Collected data:

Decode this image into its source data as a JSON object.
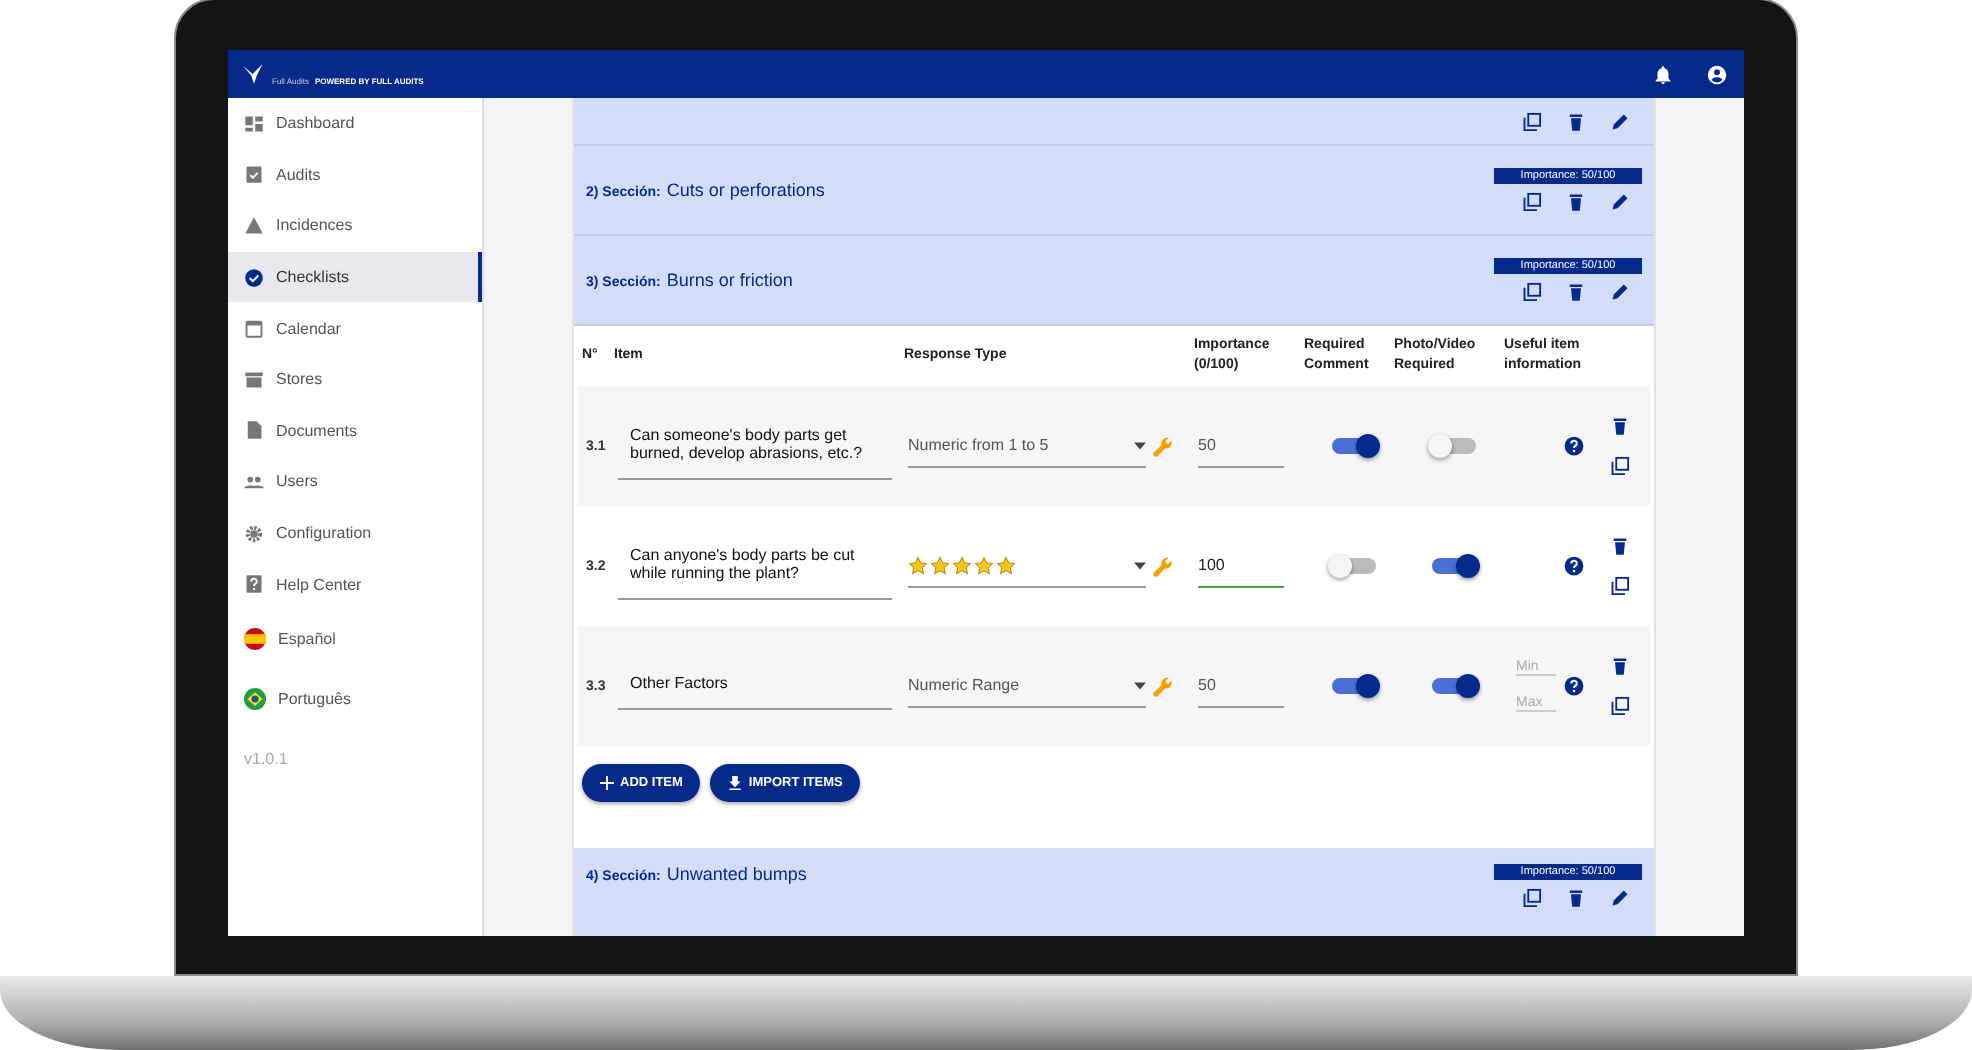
{
  "header": {
    "logo_text": "Full Audits",
    "tagline": "POWERED BY FULL AUDITS"
  },
  "sidebar": {
    "items": [
      {
        "label": "Dashboard",
        "selected": false
      },
      {
        "label": "Audits",
        "selected": false
      },
      {
        "label": "Incidences",
        "selected": false
      },
      {
        "label": "Checklists",
        "selected": true
      },
      {
        "label": "Calendar",
        "selected": false
      },
      {
        "label": "Stores",
        "selected": false
      },
      {
        "label": "Documents",
        "selected": false
      },
      {
        "label": "Users",
        "selected": false
      },
      {
        "label": "Configuration",
        "selected": false
      },
      {
        "label": "Help Center",
        "selected": false
      }
    ],
    "languages": [
      {
        "label": "Español",
        "kind": "es"
      },
      {
        "label": "Português",
        "kind": "pt"
      }
    ],
    "version": "v1.0.1"
  },
  "sections_before": [
    {
      "kind": "scrolled_off"
    },
    {
      "kind": "full",
      "prefix": "2) Sección:",
      "title": "Cuts or perforations",
      "importance": "Importance: 50/100"
    }
  ],
  "open_section": {
    "prefix": "3) Sección:",
    "title": "Burns or friction",
    "importance": "Importance: 50/100",
    "columns": [
      "N°",
      "Item",
      "Response Type",
      "Importance (0/100)",
      "Required Comment",
      "Photo/Video Required",
      "Useful item information"
    ],
    "rows": [
      {
        "number": "3.1",
        "item": "Can someone's body parts get burned, develop abrasions, etc.?",
        "response": {
          "kind": "text",
          "text": "Numeric from 1 to 5"
        },
        "importance": "50",
        "focused": false,
        "required_comment": true,
        "photo_required": false,
        "range": null
      },
      {
        "number": "3.2",
        "item": "Can anyone's body parts be cut while running the plant?",
        "response": {
          "kind": "stars",
          "stars": 5
        },
        "importance": "100",
        "focused": true,
        "required_comment": false,
        "photo_required": true,
        "range": null
      },
      {
        "number": "3.3",
        "item": "Other Factors",
        "response": {
          "kind": "text",
          "text": "Numeric Range"
        },
        "importance": "50",
        "focused": false,
        "required_comment": true,
        "photo_required": true,
        "range": {
          "min_placeholder": "Min",
          "max_placeholder": "Max"
        }
      }
    ],
    "buttons": [
      {
        "label": "ADD ITEM",
        "kind": "add"
      },
      {
        "label": "IMPORT ITEMS",
        "kind": "import"
      }
    ]
  },
  "sections_after": [
    {
      "prefix": "4) Sección:",
      "title": "Unwanted bumps",
      "importance": "Importance: 50/100"
    }
  ]
}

What is being asked:
Give every line above again exactly, with no pictures.

Written response:
Decode this image into its source data as a JSON object.
{
  "header": {
    "logo_text": "Full Audits",
    "tagline": "POWERED BY FULL AUDITS"
  },
  "sidebar": {
    "items": [
      {
        "label": "Dashboard",
        "selected": false
      },
      {
        "label": "Audits",
        "selected": false
      },
      {
        "label": "Incidences",
        "selected": false
      },
      {
        "label": "Checklists",
        "selected": true
      },
      {
        "label": "Calendar",
        "selected": false
      },
      {
        "label": "Stores",
        "selected": false
      },
      {
        "label": "Documents",
        "selected": false
      },
      {
        "label": "Users",
        "selected": false
      },
      {
        "label": "Configuration",
        "selected": false
      },
      {
        "label": "Help Center",
        "selected": false
      }
    ],
    "languages": [
      {
        "label": "Español",
        "kind": "es"
      },
      {
        "label": "Português",
        "kind": "pt"
      }
    ],
    "version": "v1.0.1"
  },
  "sections_before": [
    {
      "kind": "scrolled_off"
    },
    {
      "kind": "full",
      "prefix": "2) Sección:",
      "title": "Cuts or perforations",
      "importance": "Importance: 50/100"
    }
  ],
  "open_section": {
    "prefix": "3) Sección:",
    "title": "Burns or friction",
    "importance": "Importance: 50/100",
    "columns": [
      "N°",
      "Item",
      "Response Type",
      "Importance (0/100)",
      "Required Comment",
      "Photo/Video Required",
      "Useful item information"
    ],
    "rows": [
      {
        "number": "3.1",
        "item": "Can someone's body parts get burned, develop abrasions, etc.?",
        "response": {
          "kind": "text",
          "text": "Numeric from 1 to 5"
        },
        "importance": "50",
        "focused": false,
        "required_comment": true,
        "photo_required": false,
        "range": null
      },
      {
        "number": "3.2",
        "item": "Can anyone's body parts be cut while running the plant?",
        "response": {
          "kind": "stars",
          "stars": 5
        },
        "importance": "100",
        "focused": true,
        "required_comment": false,
        "photo_required": true,
        "range": null
      },
      {
        "number": "3.3",
        "item": "Other Factors",
        "response": {
          "kind": "text",
          "text": "Numeric Range"
        },
        "importance": "50",
        "focused": false,
        "required_comment": true,
        "photo_required": true,
        "range": {
          "min_placeholder": "Min",
          "max_placeholder": "Max"
        }
      }
    ],
    "buttons": [
      {
        "label": "ADD ITEM",
        "kind": "add"
      },
      {
        "label": "IMPORT ITEMS",
        "kind": "import"
      }
    ]
  },
  "sections_after": [
    {
      "prefix": "4) Sección:",
      "title": "Unwanted bumps",
      "importance": "Importance: 50/100"
    }
  ]
}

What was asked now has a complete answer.